Begin Records for this exercise

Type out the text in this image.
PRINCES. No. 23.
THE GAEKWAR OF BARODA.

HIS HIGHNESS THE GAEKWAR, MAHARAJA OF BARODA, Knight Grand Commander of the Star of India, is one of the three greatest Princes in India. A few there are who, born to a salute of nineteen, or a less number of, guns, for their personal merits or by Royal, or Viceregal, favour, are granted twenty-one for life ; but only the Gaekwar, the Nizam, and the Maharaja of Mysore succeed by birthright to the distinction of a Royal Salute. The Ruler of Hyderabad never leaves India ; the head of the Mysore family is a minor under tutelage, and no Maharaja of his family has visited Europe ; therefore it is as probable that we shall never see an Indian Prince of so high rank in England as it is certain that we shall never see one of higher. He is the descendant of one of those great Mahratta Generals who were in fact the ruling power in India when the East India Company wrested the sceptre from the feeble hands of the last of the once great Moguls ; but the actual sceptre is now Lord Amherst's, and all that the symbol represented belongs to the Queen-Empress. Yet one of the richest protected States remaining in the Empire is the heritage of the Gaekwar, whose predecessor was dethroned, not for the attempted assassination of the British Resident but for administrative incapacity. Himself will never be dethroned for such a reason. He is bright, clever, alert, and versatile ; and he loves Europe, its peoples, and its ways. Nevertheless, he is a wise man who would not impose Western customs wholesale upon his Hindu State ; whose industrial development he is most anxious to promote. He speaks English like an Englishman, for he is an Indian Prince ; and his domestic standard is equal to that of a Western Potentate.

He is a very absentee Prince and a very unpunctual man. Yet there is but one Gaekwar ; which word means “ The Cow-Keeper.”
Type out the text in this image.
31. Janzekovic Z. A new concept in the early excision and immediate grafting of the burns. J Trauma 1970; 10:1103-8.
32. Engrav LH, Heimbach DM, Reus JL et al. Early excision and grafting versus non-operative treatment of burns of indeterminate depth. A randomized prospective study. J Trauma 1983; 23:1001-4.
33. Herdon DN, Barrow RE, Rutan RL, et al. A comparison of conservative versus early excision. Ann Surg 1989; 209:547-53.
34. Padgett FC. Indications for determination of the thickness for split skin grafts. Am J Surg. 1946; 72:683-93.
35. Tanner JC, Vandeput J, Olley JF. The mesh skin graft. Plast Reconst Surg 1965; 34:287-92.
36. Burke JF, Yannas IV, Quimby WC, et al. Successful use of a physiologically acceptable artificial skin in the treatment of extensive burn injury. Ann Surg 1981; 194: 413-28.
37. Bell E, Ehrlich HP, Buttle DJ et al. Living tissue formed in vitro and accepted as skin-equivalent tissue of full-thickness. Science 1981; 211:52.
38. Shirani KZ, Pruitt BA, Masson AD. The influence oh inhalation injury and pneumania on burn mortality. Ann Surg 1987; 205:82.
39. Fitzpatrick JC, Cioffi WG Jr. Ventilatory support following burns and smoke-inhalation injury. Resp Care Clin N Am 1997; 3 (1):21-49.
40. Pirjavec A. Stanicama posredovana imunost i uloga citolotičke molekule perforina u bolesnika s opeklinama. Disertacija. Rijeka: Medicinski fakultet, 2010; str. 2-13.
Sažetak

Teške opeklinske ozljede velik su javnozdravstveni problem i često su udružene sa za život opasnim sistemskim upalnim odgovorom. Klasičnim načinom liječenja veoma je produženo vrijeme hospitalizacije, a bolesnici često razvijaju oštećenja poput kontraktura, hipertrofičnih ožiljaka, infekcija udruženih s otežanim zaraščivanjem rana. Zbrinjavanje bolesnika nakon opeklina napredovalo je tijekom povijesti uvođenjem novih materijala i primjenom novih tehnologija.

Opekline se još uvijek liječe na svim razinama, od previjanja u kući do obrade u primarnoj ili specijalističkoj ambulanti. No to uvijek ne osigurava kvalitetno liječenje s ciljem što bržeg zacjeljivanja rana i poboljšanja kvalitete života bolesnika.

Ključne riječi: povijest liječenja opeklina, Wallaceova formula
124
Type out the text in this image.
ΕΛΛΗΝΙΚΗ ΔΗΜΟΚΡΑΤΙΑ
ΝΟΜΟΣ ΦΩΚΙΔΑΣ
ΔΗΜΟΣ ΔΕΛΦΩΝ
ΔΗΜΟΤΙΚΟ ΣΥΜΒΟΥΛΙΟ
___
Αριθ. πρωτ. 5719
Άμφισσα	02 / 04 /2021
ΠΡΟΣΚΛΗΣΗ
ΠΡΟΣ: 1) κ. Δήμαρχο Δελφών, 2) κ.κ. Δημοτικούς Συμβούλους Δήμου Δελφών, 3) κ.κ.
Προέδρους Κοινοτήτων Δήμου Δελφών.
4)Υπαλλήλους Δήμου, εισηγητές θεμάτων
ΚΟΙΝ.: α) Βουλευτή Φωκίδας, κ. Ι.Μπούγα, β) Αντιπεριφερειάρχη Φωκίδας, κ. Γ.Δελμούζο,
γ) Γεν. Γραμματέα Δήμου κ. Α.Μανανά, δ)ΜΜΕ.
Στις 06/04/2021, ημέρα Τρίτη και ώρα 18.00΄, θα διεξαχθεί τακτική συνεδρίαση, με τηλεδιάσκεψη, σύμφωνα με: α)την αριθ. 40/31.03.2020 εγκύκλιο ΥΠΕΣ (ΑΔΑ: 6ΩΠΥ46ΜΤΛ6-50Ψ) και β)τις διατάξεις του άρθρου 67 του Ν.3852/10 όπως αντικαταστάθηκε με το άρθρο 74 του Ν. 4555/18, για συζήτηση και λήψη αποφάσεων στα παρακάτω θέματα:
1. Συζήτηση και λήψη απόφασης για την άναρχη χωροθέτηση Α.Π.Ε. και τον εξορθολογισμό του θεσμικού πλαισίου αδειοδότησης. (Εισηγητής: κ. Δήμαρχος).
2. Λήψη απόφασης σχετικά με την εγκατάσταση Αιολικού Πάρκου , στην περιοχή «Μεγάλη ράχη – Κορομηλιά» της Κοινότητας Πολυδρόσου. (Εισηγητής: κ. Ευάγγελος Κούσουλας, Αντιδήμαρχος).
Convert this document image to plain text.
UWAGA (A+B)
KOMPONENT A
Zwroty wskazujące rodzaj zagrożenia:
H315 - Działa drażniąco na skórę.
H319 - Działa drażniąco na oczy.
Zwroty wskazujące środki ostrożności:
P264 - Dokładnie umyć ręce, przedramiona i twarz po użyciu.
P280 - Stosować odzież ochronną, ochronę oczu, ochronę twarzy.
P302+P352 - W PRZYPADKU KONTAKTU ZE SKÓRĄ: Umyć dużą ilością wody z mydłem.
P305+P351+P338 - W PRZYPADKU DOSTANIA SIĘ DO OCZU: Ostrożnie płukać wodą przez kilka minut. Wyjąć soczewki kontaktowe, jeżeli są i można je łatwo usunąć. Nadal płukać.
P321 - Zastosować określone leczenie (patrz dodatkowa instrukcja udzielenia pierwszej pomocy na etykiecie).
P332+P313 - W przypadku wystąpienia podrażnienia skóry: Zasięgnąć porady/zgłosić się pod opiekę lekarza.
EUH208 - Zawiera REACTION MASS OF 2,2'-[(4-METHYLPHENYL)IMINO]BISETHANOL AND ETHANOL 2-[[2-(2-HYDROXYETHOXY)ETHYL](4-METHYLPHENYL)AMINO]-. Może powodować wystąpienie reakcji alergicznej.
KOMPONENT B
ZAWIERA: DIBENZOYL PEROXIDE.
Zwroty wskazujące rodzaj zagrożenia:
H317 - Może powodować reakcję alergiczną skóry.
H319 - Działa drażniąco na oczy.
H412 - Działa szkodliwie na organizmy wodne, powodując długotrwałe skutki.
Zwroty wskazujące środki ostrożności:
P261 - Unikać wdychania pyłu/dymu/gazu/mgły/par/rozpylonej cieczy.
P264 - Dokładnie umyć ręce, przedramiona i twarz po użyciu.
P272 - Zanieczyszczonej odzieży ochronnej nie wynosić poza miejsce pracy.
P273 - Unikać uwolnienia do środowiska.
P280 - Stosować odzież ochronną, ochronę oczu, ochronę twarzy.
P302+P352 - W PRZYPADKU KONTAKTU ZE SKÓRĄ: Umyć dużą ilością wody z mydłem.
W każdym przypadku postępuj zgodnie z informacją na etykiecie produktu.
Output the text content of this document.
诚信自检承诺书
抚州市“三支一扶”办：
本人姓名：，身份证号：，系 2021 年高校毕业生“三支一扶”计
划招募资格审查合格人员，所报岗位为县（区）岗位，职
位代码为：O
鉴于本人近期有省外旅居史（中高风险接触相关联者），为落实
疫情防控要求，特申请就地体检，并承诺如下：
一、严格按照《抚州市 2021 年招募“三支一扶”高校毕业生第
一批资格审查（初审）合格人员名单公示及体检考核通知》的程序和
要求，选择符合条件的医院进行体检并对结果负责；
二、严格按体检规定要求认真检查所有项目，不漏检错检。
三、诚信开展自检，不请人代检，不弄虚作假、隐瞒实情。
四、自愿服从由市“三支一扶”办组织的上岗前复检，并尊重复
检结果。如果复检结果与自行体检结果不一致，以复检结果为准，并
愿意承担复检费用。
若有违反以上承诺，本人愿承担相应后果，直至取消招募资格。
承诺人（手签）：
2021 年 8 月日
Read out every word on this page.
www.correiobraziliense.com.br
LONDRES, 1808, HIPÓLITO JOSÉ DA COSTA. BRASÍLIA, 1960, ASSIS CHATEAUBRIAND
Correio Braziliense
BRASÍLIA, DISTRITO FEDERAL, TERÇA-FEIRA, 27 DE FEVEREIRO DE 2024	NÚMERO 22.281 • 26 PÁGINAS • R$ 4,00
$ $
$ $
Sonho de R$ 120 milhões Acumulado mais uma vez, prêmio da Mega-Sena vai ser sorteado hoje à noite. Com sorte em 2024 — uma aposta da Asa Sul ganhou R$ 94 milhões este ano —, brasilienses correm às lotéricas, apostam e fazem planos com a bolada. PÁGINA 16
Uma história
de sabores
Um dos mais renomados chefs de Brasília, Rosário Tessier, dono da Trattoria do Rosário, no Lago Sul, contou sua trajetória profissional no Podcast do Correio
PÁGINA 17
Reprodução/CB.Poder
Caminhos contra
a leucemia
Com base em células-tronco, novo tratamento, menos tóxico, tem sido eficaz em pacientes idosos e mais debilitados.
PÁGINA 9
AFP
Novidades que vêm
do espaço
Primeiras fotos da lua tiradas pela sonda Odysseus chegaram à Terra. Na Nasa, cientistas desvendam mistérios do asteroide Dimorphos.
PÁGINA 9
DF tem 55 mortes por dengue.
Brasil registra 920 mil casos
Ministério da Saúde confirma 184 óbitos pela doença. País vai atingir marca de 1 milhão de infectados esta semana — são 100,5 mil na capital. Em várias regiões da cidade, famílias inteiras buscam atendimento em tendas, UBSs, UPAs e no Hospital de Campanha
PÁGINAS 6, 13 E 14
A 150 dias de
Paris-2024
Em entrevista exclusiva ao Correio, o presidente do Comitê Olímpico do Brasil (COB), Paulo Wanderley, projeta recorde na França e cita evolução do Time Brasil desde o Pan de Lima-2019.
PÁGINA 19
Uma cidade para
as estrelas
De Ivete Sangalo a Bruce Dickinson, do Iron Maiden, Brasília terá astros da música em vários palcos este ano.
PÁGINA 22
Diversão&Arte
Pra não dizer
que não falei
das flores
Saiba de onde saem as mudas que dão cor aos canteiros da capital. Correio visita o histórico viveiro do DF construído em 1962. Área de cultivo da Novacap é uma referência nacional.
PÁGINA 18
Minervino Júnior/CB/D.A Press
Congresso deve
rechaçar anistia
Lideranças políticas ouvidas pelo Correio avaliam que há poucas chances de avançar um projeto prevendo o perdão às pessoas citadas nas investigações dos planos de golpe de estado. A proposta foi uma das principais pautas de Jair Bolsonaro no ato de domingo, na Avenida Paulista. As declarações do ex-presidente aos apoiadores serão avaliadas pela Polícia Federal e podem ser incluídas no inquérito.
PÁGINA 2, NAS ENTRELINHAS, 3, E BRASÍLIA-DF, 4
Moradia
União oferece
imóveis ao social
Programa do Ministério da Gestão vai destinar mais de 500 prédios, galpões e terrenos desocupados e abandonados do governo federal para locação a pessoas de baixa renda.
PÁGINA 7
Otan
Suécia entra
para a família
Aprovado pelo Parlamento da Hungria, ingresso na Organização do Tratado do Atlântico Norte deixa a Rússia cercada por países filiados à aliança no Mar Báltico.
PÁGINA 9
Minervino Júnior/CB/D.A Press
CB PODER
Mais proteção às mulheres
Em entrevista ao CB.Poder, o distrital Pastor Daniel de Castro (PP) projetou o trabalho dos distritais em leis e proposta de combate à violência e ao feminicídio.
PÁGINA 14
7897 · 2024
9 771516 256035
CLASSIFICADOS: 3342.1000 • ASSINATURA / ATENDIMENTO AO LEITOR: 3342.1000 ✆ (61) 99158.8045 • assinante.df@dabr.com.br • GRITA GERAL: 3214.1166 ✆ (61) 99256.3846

End Records for this exercise

What the task requires:
Scan the data above and copy every line with "burns" in it.

Solved exercise:
31. Janzekovic Z. A new concept in the early excision and immediate grafting of the burns. J Trauma 1970; 10:1103-8.
32. Engrav LH, Heimbach DM, Reus JL et al. Early excision and grafting versus non-operative treatment of burns of indeterminate depth. A randomized prospective study. J Trauma 1983; 23:1001-4.
39. Fitzpatrick JC, Cioffi WG Jr. Ventilatory support following burns and smoke-inhalation injury. Resp Care Clin N Am 1997; 3 (1):21-49.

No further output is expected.